* THE PROBLEM:
Lines containing the string "this" are to be collected in full.

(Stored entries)
▬▬▬▬▬▬▬▬▬▬

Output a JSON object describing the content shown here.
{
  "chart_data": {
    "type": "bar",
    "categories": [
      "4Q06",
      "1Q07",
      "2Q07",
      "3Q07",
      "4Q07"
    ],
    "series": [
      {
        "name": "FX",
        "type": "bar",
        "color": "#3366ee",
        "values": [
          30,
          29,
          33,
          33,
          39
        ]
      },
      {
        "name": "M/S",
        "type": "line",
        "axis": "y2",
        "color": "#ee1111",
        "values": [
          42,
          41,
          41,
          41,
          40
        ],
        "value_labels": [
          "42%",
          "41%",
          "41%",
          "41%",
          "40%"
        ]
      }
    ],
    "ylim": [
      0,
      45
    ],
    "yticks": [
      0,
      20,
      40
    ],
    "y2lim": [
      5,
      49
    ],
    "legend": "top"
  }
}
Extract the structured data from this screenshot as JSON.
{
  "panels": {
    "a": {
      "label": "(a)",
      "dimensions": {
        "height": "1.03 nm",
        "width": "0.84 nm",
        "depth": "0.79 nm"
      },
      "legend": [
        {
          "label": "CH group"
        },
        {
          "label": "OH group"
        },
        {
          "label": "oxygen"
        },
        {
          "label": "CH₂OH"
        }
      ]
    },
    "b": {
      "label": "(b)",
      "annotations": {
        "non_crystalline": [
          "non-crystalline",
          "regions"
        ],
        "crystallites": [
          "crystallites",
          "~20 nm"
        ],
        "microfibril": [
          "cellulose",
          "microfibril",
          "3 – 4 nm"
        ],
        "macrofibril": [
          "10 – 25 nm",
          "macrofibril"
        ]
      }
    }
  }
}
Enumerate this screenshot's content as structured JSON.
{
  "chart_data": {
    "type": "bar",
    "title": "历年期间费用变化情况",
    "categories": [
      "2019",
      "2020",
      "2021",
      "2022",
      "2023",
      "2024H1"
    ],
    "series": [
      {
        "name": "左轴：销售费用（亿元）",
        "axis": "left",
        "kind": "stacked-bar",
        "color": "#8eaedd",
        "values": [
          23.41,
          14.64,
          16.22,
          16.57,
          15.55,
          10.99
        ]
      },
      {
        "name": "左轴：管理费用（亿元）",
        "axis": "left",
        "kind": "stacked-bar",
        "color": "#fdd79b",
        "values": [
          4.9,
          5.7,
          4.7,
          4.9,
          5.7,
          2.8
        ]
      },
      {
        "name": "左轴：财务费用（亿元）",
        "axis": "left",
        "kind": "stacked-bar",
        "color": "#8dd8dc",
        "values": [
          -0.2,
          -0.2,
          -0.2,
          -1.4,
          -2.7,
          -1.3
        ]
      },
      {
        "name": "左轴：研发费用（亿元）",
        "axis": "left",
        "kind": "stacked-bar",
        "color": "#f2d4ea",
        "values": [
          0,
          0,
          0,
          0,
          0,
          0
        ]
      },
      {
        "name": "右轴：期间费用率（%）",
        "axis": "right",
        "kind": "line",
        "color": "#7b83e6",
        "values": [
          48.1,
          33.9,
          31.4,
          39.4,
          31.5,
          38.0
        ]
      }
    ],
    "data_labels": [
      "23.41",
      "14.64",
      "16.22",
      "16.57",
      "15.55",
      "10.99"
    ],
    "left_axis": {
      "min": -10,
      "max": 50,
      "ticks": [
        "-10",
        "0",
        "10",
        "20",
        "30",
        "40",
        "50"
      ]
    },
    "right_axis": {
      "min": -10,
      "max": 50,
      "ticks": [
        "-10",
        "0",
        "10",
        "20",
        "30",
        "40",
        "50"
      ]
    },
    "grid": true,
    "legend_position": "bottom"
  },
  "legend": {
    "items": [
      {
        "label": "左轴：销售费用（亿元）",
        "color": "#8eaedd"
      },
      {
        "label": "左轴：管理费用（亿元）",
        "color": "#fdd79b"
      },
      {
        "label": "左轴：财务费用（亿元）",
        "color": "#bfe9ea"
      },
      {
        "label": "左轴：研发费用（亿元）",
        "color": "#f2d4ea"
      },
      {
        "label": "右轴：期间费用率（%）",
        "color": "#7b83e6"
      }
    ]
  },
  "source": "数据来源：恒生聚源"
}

▬▬▬▬▬▬▬▬▬▬

* EXPECTED ANSWER:
Extract the structured data from this screenshot as JSON.
Enumerate this screenshot's content as structured JSON.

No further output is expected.